§ **TASK**:
Return all lines below containing the word "其他专技".

##### DATASET CONTENT #####

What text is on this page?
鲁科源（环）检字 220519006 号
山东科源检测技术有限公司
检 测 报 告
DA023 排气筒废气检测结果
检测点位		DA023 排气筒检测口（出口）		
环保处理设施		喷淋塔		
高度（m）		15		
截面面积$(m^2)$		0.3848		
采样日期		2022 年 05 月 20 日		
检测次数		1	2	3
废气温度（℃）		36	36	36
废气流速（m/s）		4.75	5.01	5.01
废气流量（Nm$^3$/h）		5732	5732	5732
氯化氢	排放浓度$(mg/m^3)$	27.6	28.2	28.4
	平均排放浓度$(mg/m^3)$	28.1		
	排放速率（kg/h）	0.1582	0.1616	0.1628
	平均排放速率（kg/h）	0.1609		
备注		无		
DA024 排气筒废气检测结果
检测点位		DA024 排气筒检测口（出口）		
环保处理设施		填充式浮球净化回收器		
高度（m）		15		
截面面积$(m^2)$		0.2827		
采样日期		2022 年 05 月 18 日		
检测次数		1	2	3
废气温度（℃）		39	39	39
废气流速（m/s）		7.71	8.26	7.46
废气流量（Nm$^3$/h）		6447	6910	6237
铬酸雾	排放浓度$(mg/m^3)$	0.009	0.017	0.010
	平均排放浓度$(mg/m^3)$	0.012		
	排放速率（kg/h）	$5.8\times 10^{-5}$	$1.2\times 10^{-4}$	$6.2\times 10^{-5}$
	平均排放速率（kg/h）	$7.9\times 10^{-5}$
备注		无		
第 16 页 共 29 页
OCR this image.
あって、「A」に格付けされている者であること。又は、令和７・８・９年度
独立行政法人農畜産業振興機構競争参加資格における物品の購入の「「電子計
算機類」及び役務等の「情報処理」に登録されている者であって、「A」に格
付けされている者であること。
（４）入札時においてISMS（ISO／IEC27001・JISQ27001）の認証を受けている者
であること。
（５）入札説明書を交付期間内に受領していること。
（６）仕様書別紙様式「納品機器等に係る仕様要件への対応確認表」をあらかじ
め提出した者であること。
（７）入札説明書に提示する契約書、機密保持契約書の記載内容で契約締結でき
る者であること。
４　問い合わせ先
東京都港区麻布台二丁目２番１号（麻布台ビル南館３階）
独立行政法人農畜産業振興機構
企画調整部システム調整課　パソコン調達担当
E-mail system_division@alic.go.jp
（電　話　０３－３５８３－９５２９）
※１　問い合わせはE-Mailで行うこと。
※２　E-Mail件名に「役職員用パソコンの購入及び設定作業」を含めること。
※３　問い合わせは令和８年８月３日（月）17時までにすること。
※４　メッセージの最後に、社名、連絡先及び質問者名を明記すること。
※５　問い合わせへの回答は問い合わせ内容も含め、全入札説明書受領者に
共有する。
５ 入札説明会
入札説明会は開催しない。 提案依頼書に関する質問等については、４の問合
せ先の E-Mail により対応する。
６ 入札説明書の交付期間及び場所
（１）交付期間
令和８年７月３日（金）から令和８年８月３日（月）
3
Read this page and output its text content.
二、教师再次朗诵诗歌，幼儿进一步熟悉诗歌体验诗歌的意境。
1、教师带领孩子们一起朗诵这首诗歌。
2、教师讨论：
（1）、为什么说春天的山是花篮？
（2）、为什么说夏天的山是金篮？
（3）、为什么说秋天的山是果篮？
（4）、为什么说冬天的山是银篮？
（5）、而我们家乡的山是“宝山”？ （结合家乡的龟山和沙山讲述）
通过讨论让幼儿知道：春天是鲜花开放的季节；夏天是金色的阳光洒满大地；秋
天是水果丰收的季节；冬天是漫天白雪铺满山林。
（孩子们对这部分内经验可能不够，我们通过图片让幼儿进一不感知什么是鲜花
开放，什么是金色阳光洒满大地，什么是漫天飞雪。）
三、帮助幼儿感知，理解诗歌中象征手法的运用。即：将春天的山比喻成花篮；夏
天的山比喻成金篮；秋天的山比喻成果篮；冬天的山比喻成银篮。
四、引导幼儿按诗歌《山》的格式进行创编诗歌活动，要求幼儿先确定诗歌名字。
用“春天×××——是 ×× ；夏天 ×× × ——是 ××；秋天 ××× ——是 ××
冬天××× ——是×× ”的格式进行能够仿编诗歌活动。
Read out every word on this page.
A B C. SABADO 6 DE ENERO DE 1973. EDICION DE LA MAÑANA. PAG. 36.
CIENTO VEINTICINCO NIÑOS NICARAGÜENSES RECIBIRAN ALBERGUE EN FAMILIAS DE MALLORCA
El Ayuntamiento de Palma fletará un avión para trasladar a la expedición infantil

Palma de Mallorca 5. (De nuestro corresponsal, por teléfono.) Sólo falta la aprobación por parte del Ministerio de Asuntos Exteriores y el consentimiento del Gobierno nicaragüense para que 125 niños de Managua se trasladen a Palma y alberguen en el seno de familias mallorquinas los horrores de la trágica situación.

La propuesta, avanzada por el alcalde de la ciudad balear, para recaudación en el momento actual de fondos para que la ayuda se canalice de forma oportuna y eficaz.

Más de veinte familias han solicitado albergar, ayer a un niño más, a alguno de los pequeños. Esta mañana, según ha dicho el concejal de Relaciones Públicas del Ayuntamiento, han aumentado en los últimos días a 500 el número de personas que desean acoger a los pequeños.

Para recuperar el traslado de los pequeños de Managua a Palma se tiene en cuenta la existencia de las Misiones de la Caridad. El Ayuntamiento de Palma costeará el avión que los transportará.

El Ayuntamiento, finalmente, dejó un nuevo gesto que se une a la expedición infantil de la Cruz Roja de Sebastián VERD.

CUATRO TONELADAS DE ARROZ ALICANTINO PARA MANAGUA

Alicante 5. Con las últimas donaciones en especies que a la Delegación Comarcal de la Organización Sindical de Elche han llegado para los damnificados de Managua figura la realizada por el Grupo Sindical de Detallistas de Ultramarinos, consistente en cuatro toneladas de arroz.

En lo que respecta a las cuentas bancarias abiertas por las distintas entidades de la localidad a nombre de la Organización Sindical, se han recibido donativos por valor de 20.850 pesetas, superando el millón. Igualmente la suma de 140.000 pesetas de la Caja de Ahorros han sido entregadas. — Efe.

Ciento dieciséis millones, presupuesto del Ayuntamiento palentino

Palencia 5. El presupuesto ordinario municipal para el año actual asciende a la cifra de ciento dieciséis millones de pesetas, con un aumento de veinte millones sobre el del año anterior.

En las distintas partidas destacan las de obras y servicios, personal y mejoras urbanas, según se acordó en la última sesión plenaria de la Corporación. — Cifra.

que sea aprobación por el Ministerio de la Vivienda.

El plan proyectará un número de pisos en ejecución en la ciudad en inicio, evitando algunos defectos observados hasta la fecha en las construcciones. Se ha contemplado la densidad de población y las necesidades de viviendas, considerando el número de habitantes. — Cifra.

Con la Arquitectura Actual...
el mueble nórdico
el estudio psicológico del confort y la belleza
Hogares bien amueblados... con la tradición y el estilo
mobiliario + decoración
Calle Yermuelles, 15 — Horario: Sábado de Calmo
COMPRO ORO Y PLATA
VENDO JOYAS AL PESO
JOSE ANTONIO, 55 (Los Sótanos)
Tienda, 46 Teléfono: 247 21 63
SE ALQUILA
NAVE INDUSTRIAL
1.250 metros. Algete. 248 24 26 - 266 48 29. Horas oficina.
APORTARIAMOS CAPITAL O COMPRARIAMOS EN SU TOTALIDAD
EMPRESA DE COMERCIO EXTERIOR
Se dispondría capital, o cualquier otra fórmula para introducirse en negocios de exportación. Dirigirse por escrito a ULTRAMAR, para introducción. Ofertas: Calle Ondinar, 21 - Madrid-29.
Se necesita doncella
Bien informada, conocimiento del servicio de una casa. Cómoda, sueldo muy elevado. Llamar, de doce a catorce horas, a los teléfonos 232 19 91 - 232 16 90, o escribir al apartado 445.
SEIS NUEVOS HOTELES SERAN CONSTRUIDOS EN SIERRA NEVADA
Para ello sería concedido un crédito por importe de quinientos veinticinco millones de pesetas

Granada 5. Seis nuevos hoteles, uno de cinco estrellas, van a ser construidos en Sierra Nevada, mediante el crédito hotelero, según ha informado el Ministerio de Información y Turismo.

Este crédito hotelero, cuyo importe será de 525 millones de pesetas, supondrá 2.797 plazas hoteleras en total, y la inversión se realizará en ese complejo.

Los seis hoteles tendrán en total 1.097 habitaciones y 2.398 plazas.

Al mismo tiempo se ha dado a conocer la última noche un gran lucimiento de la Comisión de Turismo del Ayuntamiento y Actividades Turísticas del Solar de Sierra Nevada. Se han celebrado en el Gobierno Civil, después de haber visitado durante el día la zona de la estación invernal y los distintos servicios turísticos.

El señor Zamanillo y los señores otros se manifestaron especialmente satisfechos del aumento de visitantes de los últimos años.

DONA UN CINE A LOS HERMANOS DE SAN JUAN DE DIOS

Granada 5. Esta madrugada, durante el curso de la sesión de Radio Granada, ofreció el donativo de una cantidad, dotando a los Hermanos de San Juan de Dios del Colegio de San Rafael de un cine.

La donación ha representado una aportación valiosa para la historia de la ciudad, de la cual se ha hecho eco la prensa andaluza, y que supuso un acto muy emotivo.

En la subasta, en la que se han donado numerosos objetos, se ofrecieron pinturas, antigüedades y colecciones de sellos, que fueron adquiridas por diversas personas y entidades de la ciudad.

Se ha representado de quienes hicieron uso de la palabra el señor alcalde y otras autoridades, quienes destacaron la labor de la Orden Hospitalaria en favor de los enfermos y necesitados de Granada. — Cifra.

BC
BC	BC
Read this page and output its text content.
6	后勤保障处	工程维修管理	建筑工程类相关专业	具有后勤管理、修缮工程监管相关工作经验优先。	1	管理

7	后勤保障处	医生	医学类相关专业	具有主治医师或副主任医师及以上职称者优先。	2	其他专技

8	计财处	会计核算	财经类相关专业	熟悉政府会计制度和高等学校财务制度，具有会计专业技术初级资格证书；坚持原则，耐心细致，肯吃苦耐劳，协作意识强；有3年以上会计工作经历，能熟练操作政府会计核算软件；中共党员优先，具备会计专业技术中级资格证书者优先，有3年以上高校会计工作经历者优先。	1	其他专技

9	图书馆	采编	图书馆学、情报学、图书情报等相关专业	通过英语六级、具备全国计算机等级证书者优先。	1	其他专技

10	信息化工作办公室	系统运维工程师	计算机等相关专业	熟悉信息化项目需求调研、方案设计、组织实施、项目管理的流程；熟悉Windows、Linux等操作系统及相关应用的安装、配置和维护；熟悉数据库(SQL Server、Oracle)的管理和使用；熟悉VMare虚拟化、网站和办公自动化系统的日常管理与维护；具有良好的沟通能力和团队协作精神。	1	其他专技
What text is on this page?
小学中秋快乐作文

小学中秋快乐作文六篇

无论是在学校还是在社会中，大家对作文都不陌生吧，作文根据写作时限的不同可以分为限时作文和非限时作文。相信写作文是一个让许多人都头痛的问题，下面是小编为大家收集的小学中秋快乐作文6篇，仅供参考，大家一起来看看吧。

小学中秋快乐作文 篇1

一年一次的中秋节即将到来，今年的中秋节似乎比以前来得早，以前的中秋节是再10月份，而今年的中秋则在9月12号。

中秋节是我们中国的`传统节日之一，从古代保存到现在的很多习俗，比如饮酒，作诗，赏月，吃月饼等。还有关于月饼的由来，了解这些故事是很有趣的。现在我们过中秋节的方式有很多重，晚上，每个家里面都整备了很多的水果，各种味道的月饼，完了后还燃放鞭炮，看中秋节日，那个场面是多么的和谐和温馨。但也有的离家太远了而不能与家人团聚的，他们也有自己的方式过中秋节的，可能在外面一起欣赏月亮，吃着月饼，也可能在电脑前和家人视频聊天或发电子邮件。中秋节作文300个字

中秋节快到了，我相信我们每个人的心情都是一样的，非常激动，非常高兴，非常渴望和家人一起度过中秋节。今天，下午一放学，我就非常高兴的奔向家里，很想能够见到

#####

§ **SOLUTION TO THIS PROBLEM**:
7	后勤保障处	医生	医学类相关专业	具有主治医师或副主任医师及以上职称者优先。	2	其他专技
8	计财处	会计核算	财经类相关专业	熟悉政府会计制度和高等学校财务制度，具有会计专业技术初级资格证书；坚持原则，耐心细致，肯吃苦耐劳，协作意识强；有3年以上会计工作经历，能熟练操作政府会计核算软件；中共党员优先，具备会计专业技术中级资格证书者优先，有3年以上高校会计工作经历者优先。	1	其他专技
9	图书馆	采编	图书馆学、情报学、图书情报等相关专业	通过英语六级、具备全国计算机等级证书者优先。	1	其他专技
10	信息化工作办公室	系统运维工程师	计算机等相关专业	熟悉信息化项目需求调研、方案设计、组织实施、项目管理的流程；熟悉Windows、Linux等操作系统及相关应用的安装、配置和维护；熟悉数据库(SQL Server、Oracle)的管理和使用；熟悉VMare虚拟化、网站和办公自动化系统的日常管理与维护；具有良好的沟通能力和团队协作精神。	1	其他专技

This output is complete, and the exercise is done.